[Lines of data]
###

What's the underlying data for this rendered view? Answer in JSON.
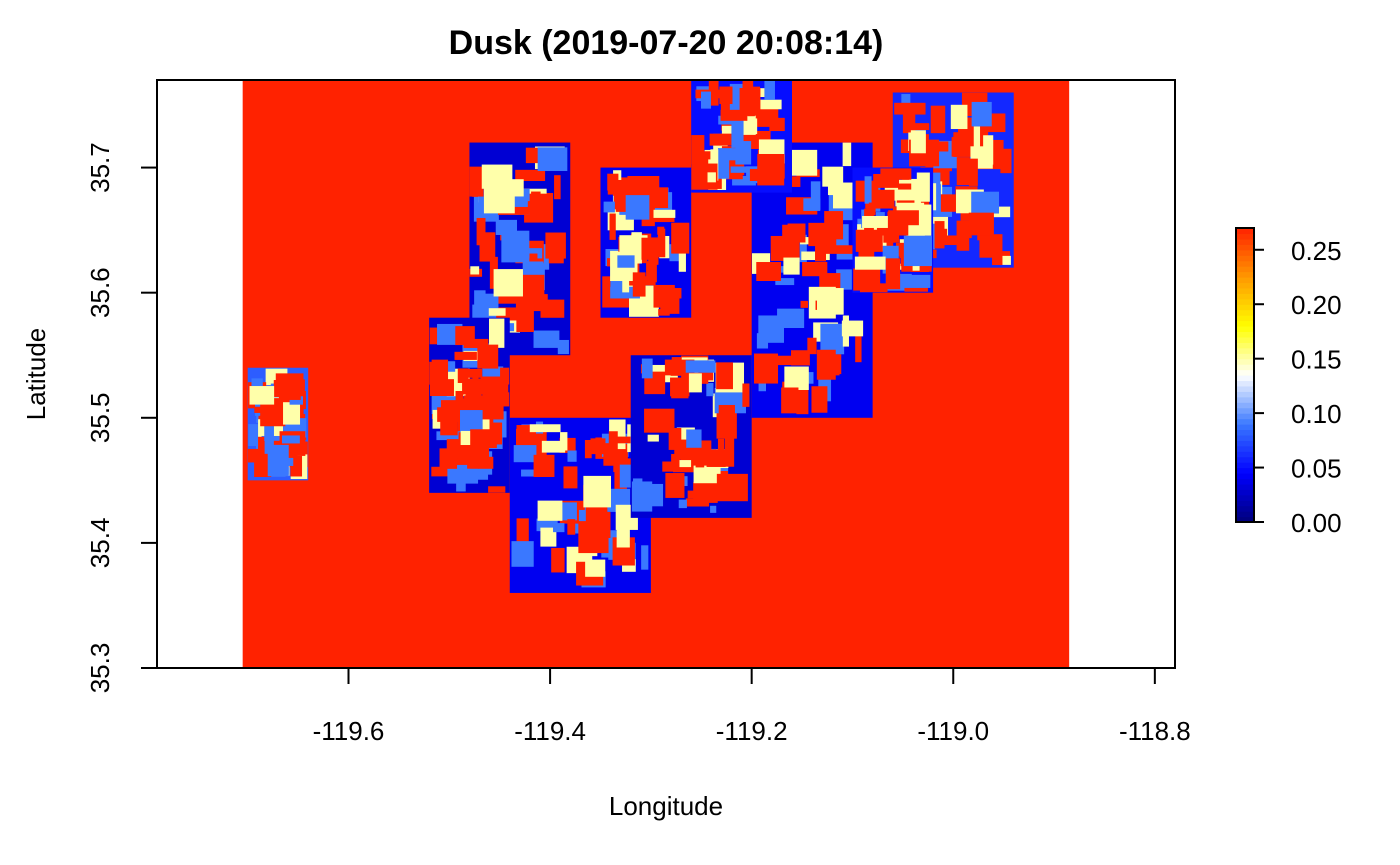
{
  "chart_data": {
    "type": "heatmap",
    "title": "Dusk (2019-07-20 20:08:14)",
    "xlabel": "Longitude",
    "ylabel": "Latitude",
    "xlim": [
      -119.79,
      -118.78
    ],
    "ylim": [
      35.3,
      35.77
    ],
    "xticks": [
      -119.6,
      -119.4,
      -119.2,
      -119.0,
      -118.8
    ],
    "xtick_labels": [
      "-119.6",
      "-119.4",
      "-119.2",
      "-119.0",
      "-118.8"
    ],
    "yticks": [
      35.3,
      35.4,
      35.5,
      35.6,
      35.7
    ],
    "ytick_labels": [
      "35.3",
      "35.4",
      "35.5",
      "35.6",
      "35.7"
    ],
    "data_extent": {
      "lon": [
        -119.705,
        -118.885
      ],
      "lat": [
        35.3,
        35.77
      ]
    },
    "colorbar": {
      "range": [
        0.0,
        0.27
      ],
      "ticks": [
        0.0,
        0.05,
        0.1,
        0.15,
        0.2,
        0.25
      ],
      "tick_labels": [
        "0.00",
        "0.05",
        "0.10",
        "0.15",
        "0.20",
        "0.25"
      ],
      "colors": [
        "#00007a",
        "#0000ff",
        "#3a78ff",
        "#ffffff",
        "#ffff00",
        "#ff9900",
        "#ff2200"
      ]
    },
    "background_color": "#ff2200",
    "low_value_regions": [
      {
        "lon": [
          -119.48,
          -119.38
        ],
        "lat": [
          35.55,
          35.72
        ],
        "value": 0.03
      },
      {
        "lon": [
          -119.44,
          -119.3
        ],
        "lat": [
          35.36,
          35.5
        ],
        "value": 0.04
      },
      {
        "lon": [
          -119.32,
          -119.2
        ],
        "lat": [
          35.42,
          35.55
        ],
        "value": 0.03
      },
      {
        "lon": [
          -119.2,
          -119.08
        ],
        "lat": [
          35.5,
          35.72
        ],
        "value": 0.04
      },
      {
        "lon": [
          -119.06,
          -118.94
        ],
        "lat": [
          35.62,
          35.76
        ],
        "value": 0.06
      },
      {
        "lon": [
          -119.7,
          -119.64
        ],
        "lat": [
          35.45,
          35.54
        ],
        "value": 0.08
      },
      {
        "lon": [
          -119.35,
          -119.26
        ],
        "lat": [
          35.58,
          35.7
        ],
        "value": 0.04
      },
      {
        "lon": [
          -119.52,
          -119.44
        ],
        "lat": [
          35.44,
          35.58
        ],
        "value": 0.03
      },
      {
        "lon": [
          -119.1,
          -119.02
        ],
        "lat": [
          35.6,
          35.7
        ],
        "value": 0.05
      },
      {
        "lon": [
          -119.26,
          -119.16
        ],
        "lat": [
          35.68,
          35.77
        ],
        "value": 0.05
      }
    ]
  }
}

###

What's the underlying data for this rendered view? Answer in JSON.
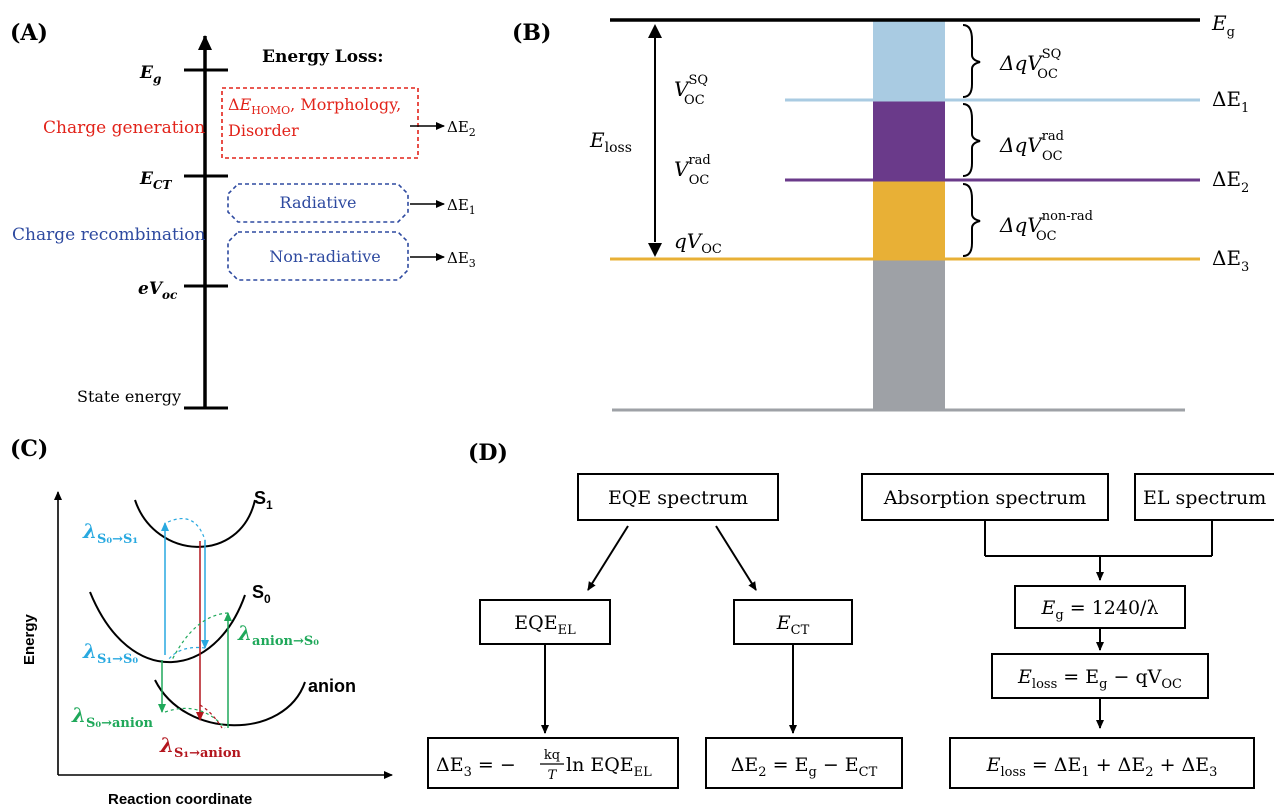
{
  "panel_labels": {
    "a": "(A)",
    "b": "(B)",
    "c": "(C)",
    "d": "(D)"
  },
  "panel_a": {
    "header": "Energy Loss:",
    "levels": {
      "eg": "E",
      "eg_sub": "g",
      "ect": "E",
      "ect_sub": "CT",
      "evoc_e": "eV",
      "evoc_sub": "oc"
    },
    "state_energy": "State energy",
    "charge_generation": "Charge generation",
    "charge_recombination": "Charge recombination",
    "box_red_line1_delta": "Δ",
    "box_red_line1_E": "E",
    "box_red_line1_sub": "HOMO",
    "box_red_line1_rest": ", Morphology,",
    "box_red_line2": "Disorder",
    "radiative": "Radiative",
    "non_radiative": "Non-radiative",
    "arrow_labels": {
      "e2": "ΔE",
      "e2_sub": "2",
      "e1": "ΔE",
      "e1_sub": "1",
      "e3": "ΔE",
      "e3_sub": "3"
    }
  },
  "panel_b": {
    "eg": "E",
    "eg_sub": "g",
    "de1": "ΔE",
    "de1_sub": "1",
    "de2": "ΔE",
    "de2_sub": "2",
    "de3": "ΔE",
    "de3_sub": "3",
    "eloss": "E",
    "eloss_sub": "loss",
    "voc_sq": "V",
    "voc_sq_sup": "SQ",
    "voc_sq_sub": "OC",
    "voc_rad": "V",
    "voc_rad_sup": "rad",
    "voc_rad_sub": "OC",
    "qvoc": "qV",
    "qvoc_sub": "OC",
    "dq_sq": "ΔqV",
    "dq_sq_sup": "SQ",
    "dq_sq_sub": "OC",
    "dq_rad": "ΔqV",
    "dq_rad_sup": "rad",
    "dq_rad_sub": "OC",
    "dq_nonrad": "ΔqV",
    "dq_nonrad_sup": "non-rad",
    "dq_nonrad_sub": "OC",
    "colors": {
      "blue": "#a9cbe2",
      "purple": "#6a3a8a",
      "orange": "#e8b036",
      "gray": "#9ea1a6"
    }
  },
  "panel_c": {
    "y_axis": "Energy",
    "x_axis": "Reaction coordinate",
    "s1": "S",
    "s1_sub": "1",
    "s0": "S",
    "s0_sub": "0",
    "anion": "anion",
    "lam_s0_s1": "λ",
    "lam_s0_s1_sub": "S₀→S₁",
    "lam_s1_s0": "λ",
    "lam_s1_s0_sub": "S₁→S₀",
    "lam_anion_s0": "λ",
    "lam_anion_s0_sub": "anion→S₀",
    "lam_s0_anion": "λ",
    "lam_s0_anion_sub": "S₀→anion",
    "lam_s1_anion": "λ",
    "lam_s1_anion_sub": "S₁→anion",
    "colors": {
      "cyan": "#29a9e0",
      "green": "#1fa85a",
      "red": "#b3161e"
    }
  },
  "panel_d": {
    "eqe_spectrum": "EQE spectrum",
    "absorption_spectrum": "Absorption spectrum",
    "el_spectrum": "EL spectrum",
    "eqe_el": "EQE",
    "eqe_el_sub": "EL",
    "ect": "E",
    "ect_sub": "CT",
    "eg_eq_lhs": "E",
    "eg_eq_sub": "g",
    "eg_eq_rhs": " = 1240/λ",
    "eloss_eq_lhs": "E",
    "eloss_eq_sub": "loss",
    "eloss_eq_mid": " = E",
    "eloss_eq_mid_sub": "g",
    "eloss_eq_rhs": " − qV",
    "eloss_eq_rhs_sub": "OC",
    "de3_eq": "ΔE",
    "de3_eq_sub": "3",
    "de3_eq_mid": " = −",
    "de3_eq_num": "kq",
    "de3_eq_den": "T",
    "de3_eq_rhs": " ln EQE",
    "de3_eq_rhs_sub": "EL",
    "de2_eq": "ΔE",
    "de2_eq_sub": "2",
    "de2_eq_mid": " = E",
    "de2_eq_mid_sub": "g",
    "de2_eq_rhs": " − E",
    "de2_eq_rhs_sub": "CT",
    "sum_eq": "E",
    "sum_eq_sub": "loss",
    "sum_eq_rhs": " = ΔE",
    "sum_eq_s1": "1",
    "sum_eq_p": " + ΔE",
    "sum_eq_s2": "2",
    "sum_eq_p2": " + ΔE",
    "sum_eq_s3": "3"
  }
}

###

• _What is expected_: Pull out every line in the material above where "Charge" occurs.

• _Output_:
    "charge_generation": "Charge generation",
    "charge_recombination": "Charge recombination",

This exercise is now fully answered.